* **SUPPLIED RECORDS**
┌──

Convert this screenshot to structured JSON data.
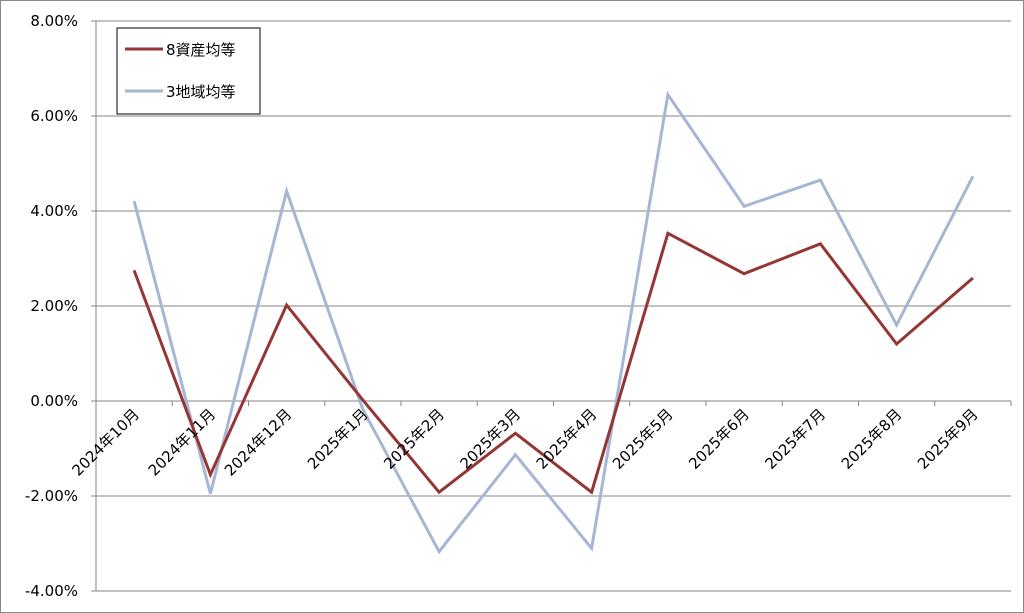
{
  "chart_data": {
    "type": "line",
    "title": "",
    "xlabel": "",
    "ylabel": "",
    "categories": [
      "2024年10月",
      "2024年11月",
      "2024年12月",
      "2025年1月",
      "2025年2月",
      "2025年3月",
      "2025年4月",
      "2025年5月",
      "2025年6月",
      "2025年7月",
      "2025年8月",
      "2025年9月"
    ],
    "series": [
      {
        "name": "8資産均等",
        "color": "#943634",
        "values": [
          2.75,
          -1.55,
          2.02,
          0.02,
          -1.92,
          -0.68,
          -1.92,
          3.53,
          2.68,
          3.31,
          1.2,
          2.59
        ]
      },
      {
        "name": "3地域均等",
        "color": "#a6b6d4",
        "values": [
          4.21,
          -1.95,
          4.42,
          -0.18,
          -3.17,
          -1.13,
          -3.1,
          6.45,
          4.1,
          4.65,
          1.6,
          4.73
        ]
      }
    ],
    "ylim": [
      -4,
      8
    ],
    "yticks": [
      -4,
      -2,
      0,
      2,
      4,
      6,
      8
    ],
    "ytick_labels": [
      "-4.00%",
      "-2.00%",
      "0.00%",
      "2.00%",
      "4.00%",
      "6.00%",
      "8.00%"
    ],
    "grid": true,
    "legend_position": "top-left"
  }
}
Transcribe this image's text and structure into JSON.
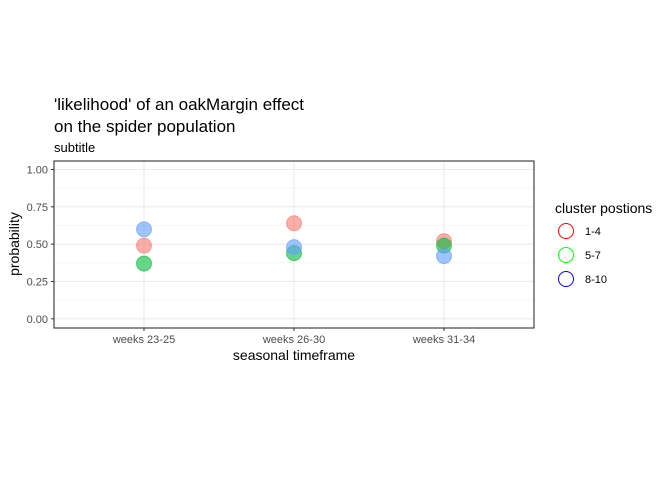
{
  "chart_data": {
    "type": "scatter",
    "title": [
      "'likelihood' of an oakMargin effect",
      "on the spider population"
    ],
    "subtitle": "subtitle",
    "xlabel": "seasonal timeframe",
    "ylabel": "probability",
    "categories": [
      "weeks 23-25",
      "weeks 26-30",
      "weeks 31-34"
    ],
    "ylim": [
      0,
      1
    ],
    "yticks": [
      0.0,
      0.25,
      0.5,
      0.75,
      1.0
    ],
    "ytick_labels": [
      "0.00",
      "0.25",
      "0.50",
      "0.75",
      "1.00"
    ],
    "grid": true,
    "legend": {
      "title": "cluster postions",
      "position": "right"
    },
    "series": [
      {
        "name": "1-4",
        "color": "#F8766D",
        "values": [
          0.49,
          0.64,
          0.52
        ]
      },
      {
        "name": "5-7",
        "color": "#00BA38",
        "values": [
          0.37,
          0.44,
          0.49
        ]
      },
      {
        "name": "8-10",
        "color": "#619CFF",
        "values": [
          0.6,
          0.48,
          0.42
        ]
      }
    ],
    "legend_stroke_colors": [
      "#FF0000",
      "#00FF00",
      "#0000FF"
    ]
  }
}
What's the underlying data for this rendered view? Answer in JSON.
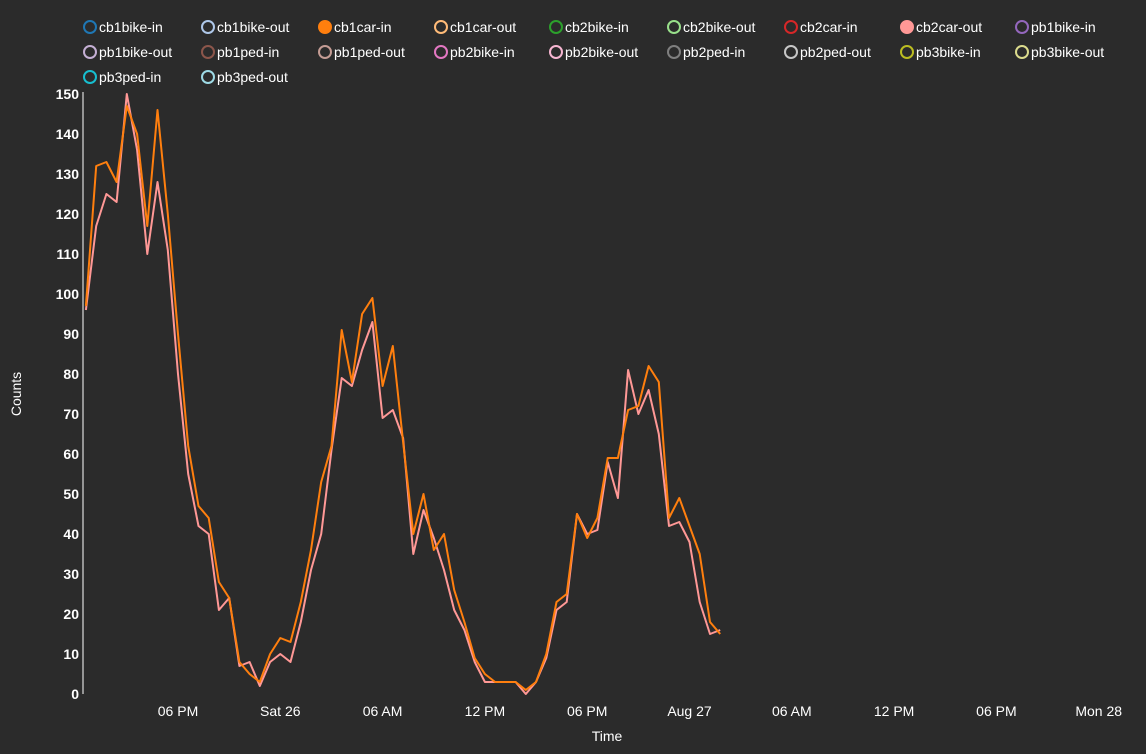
{
  "chart_data": {
    "type": "line",
    "title": "",
    "xlabel": "Time",
    "ylabel": "Counts",
    "ylim": [
      0,
      150
    ],
    "yticks": [
      0,
      10,
      20,
      30,
      40,
      50,
      60,
      70,
      80,
      90,
      100,
      110,
      120,
      130,
      140,
      150
    ],
    "xticks": [
      {
        "label": "06 PM",
        "hour": 18
      },
      {
        "label": "Sat 26",
        "hour": 24
      },
      {
        "label": "06 AM",
        "hour": 30
      },
      {
        "label": "12 PM",
        "hour": 36
      },
      {
        "label": "06 PM",
        "hour": 42
      },
      {
        "label": "Aug 27",
        "hour": 48
      },
      {
        "label": "06 AM",
        "hour": 54
      },
      {
        "label": "12 PM",
        "hour": 60
      },
      {
        "label": "06 PM",
        "hour": 66
      },
      {
        "label": "Mon 28",
        "hour": 72
      }
    ],
    "x_start_hour": 12.6,
    "x_step_hours": 0.6,
    "legend": [
      {
        "name": "cb1bike-in",
        "color": "#1f77b4",
        "active": false
      },
      {
        "name": "cb1bike-out",
        "color": "#aec7e8",
        "active": false
      },
      {
        "name": "cb1car-in",
        "color": "#ff7f0e",
        "active": true
      },
      {
        "name": "cb1car-out",
        "color": "#ffbb78",
        "active": false
      },
      {
        "name": "cb2bike-in",
        "color": "#2ca02c",
        "active": false
      },
      {
        "name": "cb2bike-out",
        "color": "#98df8a",
        "active": false
      },
      {
        "name": "cb2car-in",
        "color": "#d62728",
        "active": false
      },
      {
        "name": "cb2car-out",
        "color": "#ff9896",
        "active": true
      },
      {
        "name": "pb1bike-in",
        "color": "#9467bd",
        "active": false
      },
      {
        "name": "pb1bike-out",
        "color": "#c5b0d5",
        "active": false
      },
      {
        "name": "pb1ped-in",
        "color": "#8c564b",
        "active": false
      },
      {
        "name": "pb1ped-out",
        "color": "#c49c94",
        "active": false
      },
      {
        "name": "pb2bike-in",
        "color": "#e377c2",
        "active": false
      },
      {
        "name": "pb2bike-out",
        "color": "#f7b6d2",
        "active": false
      },
      {
        "name": "pb2ped-in",
        "color": "#7f7f7f",
        "active": false
      },
      {
        "name": "pb2ped-out",
        "color": "#c7c7c7",
        "active": false
      },
      {
        "name": "pb3bike-in",
        "color": "#bcbd22",
        "active": false
      },
      {
        "name": "pb3bike-out",
        "color": "#dbdb8d",
        "active": false
      },
      {
        "name": "pb3ped-in",
        "color": "#17becf",
        "active": false
      },
      {
        "name": "pb3ped-out",
        "color": "#9edae5",
        "active": false
      }
    ],
    "series": [
      {
        "name": "cb1car-in",
        "color": "#ff7f0e",
        "values": [
          97,
          132,
          133,
          128,
          147,
          140,
          117,
          146,
          120,
          90,
          62,
          47,
          44,
          28,
          24,
          8,
          5,
          3,
          10,
          14,
          13,
          23,
          36,
          53,
          62,
          91,
          78,
          95,
          99,
          77,
          87,
          63,
          40,
          50,
          36,
          40,
          26,
          18,
          9,
          5,
          3,
          3,
          3,
          1,
          3,
          10,
          23,
          25,
          45,
          39,
          44,
          59,
          59,
          71,
          72,
          82,
          78,
          44,
          49,
          42,
          35,
          18,
          15
        ]
      },
      {
        "name": "cb2car-out",
        "color": "#ff9896",
        "values": [
          96,
          117,
          125,
          123,
          150,
          136,
          110,
          128,
          111,
          80,
          55,
          42,
          40,
          21,
          24,
          7,
          8,
          2,
          8,
          10,
          8,
          18,
          31,
          40,
          61,
          79,
          77,
          86,
          93,
          69,
          71,
          64,
          35,
          46,
          39,
          31,
          21,
          16,
          8,
          3,
          3,
          3,
          3,
          0,
          3,
          9,
          21,
          23,
          45,
          40,
          41,
          58,
          49,
          81,
          70,
          76,
          65,
          42,
          43,
          38,
          23,
          15,
          16
        ]
      }
    ]
  }
}
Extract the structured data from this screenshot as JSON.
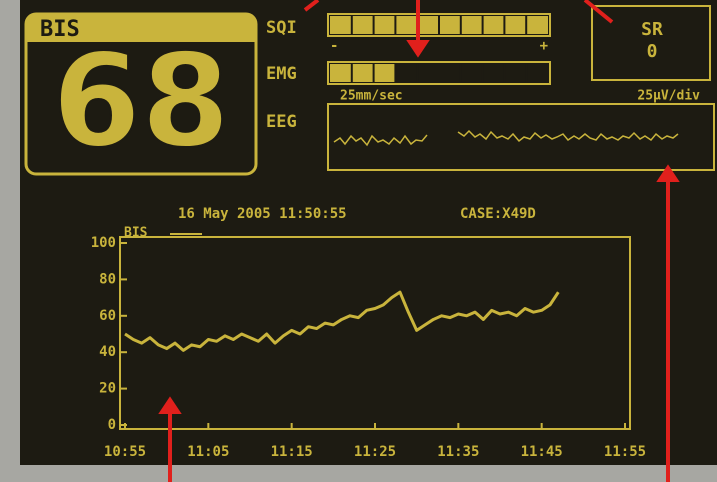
{
  "bis_panel": {
    "label": "BIS",
    "value": "68"
  },
  "indicators": {
    "bar_range": [
      0,
      100
    ],
    "sqi": {
      "label": "SQI",
      "value": 100,
      "min_label": "-",
      "max_label": "+"
    },
    "emg": {
      "label": "EMG",
      "value": 30,
      "speed": "25mm/sec"
    },
    "eeg": {
      "label": "EEG",
      "scale": "25µV/div"
    }
  },
  "sr": {
    "label": "SR",
    "value": "0"
  },
  "trend_header": {
    "date": "16 May 2005 11:50:55",
    "case": "CASE:X49D"
  },
  "chart_data": {
    "type": "line",
    "series": [
      {
        "name": "BIS",
        "color": "#c9b43c",
        "values": [
          50,
          47,
          45,
          48,
          44,
          42,
          45,
          41,
          44,
          43,
          47,
          46,
          49,
          47,
          50,
          48,
          46,
          50,
          45,
          49,
          52,
          50,
          54,
          53,
          56,
          55,
          58,
          60,
          59,
          63,
          64,
          66,
          70,
          73,
          62,
          52,
          55,
          58,
          60,
          59,
          61,
          60,
          62,
          58,
          63,
          61,
          62,
          60,
          64,
          62,
          63,
          66,
          73
        ]
      }
    ],
    "x": [
      0,
      1,
      2,
      3,
      4,
      5,
      6,
      7,
      8,
      9,
      10,
      11,
      12,
      13,
      14,
      15,
      16,
      17,
      18,
      19,
      20,
      21,
      22,
      23,
      24,
      25,
      26,
      27,
      28,
      29,
      30,
      31,
      32,
      33,
      34,
      35,
      36,
      37,
      38,
      39,
      40,
      41,
      42,
      43,
      44,
      45,
      46,
      47,
      48,
      49,
      50,
      51,
      52
    ],
    "xlim": [
      0,
      60
    ],
    "xticks": [
      {
        "value": 0,
        "label": "10:55"
      },
      {
        "value": 10,
        "label": "11:05"
      },
      {
        "value": 20,
        "label": "11:15"
      },
      {
        "value": 30,
        "label": "11:25"
      },
      {
        "value": 40,
        "label": "11:35"
      },
      {
        "value": 50,
        "label": "11:45"
      },
      {
        "value": 60,
        "label": "11:55"
      }
    ],
    "ylim": [
      0,
      100
    ],
    "yticks": [
      0,
      20,
      40,
      60,
      80,
      100
    ]
  }
}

└──

Each line in the listing above that contains "structured" should be copied.

Convert this screenshot to structured JSON data.
Extract the structured data from this screenshot as JSON.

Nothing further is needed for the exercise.